• _STATED TASK 1_
Transcribe the layout coordinate records verbatim. Begin with the first line of the records and stop after the line containing "top-edge-band: [0, 0, 500, 6]".

WTMT (105.9 FM, "105.9 The Mountain") is an American classic rock radio station located in Asheville, North Carolina. The station is licensed by the Federal Communications Commission (FCC) to the nearby community of Weaverville and transmits on 105.9 FM with an effective radiated power (ERP) of 9.5 kW.

Asheville Radio Group, a subsidiary of Saga Communications, operates 105.9 The Mountain as well as adult contemporary WOXL and ESPN Radio 1310 WISE/970 WYSE. Artists include AC/DC, Rush, Linkin Park and Korn.

History
105.9 signed on the air in 1988 as WFSM licensed to Tazewell, Tennessee. It became WCTU in 1993.

Saga Communications purchased WCTU in 2005 and changed the call-sign to WTMT and its city of license to Weaverville, North Carolina, while preparing a move into the Asheville radio market during 2006 and early 2007.

On May 24, 2007, 105.9 signed on at its new transmitting site under test authority with various songs from different formats, nicknaming the station "The Lazer" during the stunt. On May 31 at 6:15 P.M, "105.9 The Mountain" officially signed on as a mainstream rock station under the slogan "Everything That Rocks". The first song was "Welcome to the Jungle" by Guns N' Roses.
105.9 has changed their playlist back to being mostly classic rock favorites, meanwhile there is very little recent or new rock songs that are played on air in its database as for right now.

Layout coordinate data:
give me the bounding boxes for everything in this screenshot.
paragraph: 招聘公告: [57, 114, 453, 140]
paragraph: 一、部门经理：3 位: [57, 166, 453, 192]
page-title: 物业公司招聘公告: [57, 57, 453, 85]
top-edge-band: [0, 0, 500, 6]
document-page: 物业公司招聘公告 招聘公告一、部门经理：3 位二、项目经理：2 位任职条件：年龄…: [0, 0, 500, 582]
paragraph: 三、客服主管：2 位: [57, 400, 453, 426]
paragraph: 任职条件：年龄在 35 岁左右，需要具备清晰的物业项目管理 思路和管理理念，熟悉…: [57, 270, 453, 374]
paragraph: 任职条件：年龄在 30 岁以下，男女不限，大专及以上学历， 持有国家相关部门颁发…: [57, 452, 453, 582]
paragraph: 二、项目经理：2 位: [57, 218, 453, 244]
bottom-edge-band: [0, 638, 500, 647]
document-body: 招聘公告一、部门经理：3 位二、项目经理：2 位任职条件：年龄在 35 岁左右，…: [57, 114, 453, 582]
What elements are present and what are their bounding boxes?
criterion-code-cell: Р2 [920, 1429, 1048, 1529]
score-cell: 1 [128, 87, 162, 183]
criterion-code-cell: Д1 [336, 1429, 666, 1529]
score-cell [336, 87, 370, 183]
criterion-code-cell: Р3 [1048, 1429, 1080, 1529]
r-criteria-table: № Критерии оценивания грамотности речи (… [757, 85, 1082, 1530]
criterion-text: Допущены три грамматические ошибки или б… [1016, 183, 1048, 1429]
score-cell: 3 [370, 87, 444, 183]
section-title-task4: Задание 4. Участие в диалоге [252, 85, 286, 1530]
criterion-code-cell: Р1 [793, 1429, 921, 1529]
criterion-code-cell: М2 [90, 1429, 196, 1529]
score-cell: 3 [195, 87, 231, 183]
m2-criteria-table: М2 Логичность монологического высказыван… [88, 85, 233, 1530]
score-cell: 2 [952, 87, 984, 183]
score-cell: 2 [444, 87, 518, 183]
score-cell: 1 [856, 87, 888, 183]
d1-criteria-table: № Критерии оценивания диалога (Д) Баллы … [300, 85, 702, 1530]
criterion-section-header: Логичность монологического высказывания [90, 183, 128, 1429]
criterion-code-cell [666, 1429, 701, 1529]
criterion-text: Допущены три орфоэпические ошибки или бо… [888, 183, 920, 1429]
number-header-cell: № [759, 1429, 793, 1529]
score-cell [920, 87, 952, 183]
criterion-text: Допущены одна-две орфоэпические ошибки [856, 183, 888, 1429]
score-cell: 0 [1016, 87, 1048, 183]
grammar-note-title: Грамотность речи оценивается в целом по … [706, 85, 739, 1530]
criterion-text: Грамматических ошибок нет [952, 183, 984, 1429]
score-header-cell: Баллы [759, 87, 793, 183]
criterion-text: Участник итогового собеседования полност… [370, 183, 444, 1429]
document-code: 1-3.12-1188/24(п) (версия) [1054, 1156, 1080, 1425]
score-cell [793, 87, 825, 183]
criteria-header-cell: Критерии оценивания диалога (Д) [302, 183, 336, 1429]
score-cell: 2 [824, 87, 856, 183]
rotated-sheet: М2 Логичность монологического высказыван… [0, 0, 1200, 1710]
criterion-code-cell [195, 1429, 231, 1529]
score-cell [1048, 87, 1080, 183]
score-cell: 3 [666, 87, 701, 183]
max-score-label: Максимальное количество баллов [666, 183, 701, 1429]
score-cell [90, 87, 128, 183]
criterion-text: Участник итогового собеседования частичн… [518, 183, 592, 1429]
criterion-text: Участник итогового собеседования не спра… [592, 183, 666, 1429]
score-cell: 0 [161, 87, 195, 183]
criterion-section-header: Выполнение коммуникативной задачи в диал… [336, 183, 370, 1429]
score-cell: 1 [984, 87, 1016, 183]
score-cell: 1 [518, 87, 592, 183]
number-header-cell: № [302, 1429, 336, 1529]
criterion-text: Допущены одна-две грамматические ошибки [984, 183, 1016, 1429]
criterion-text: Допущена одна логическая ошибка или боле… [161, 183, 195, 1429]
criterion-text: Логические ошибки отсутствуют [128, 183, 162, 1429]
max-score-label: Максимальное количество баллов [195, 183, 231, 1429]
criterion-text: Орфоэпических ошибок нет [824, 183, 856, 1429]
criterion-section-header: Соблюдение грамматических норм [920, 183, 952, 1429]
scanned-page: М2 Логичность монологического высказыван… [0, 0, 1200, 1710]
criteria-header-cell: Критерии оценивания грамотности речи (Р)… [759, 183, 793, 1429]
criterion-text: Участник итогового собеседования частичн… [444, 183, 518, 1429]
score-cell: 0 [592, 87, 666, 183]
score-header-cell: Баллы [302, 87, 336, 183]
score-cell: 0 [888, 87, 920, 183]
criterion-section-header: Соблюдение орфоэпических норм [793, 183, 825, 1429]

• _STATED TASK 2_
Restate word for word the passage of the WTMT radio station article that begins at the words "Asheville Radio Group, a" and ends after the words "and early 2007.".

• _WRITTEN RESPONSE 1_
give me the bounding boxes for everything in this screenshot.
paragraph: 招聘公告: [57, 114, 453, 140]
paragraph: 一、部门经理：3 位: [57, 166, 453, 192]
page-title: 物业公司招聘公告: [57, 57, 453, 85]
top-edge-band: [0, 0, 500, 6]

• _WRITTEN RESPONSE 2_
Asheville Radio Group, a subsidiary of Saga Communications, operates 105.9 The Mountain as well as adult contemporary WOXL and ESPN Radio 1310 WISE/970 WYSE. Artists include AC/DC, Rush, Linkin Park and Korn.

History
105.9 signed on the air in 1988 as WFSM licensed to Tazewell, Tennessee. It became WCTU in 1993.

Saga Communications purchased WCTU in 2005 and changed the call-sign to WTMT and its city of license to Weaverville, North Carolina, while preparing a move into the Asheville radio market during 2006 and early 2007.